# [Work required]
Would you repeat the listing exactly but omit every picture?

# [Supplied information]

--------------------------------------------------

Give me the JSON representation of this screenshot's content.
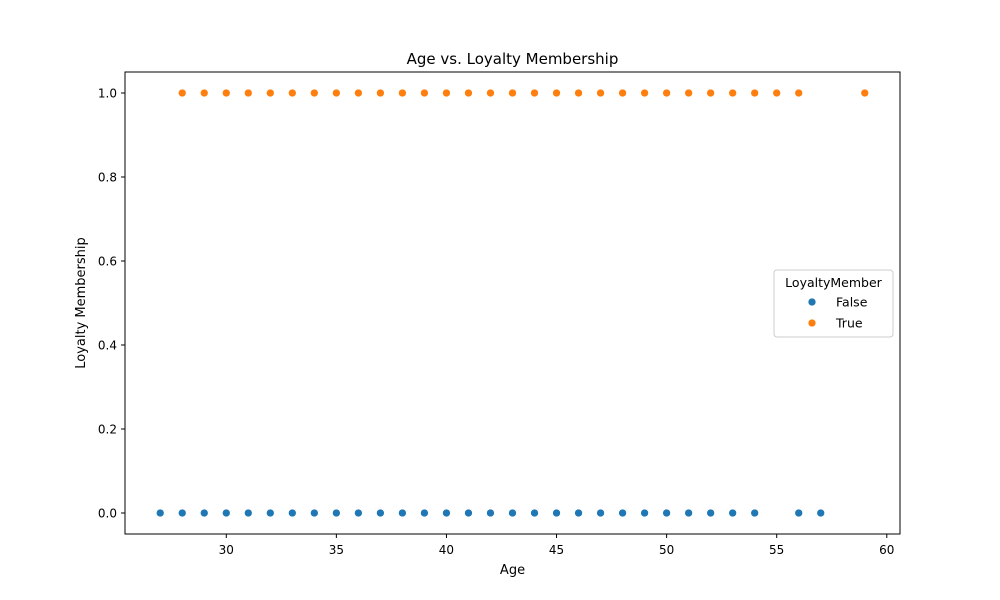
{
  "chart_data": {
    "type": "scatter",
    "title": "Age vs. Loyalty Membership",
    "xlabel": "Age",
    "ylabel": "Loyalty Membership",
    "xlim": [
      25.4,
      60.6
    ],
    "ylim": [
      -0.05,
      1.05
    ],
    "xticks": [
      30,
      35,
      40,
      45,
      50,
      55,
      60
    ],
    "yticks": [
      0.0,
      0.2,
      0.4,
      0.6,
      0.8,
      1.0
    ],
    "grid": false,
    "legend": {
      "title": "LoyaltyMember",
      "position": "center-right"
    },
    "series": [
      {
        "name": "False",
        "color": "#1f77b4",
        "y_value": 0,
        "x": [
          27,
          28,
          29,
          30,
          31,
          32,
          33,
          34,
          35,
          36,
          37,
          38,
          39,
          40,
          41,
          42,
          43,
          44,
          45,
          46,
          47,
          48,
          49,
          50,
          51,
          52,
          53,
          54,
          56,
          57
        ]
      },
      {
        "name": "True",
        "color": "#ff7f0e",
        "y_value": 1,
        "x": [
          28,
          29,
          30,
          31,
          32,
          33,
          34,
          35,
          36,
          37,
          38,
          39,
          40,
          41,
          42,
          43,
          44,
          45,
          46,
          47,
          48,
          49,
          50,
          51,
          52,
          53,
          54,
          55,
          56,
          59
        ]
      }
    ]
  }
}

--------------------------------------------------

# [Correct answer]
Give me the JSON representation of this screenshot's content.
{
  "chart_data": {
    "type": "scatter",
    "title": "Age vs. Loyalty Membership",
    "xlabel": "Age",
    "ylabel": "Loyalty Membership",
    "xlim": [
      25.4,
      60.6
    ],
    "ylim": [
      -0.05,
      1.05
    ],
    "xticks": [
      30,
      35,
      40,
      45,
      50,
      55,
      60
    ],
    "yticks": [
      0.0,
      0.2,
      0.4,
      0.6,
      0.8,
      1.0
    ],
    "grid": false,
    "legend": {
      "title": "LoyaltyMember",
      "position": "center-right"
    },
    "series": [
      {
        "name": "False",
        "color": "#1f77b4",
        "y_value": 0,
        "x": [
          27,
          28,
          29,
          30,
          31,
          32,
          33,
          34,
          35,
          36,
          37,
          38,
          39,
          40,
          41,
          42,
          43,
          44,
          45,
          46,
          47,
          48,
          49,
          50,
          51,
          52,
          53,
          54,
          56,
          57
        ]
      },
      {
        "name": "True",
        "color": "#ff7f0e",
        "y_value": 1,
        "x": [
          28,
          29,
          30,
          31,
          32,
          33,
          34,
          35,
          36,
          37,
          38,
          39,
          40,
          41,
          42,
          43,
          44,
          45,
          46,
          47,
          48,
          49,
          50,
          51,
          52,
          53,
          54,
          55,
          56,
          59
        ]
      }
    ]
  }
}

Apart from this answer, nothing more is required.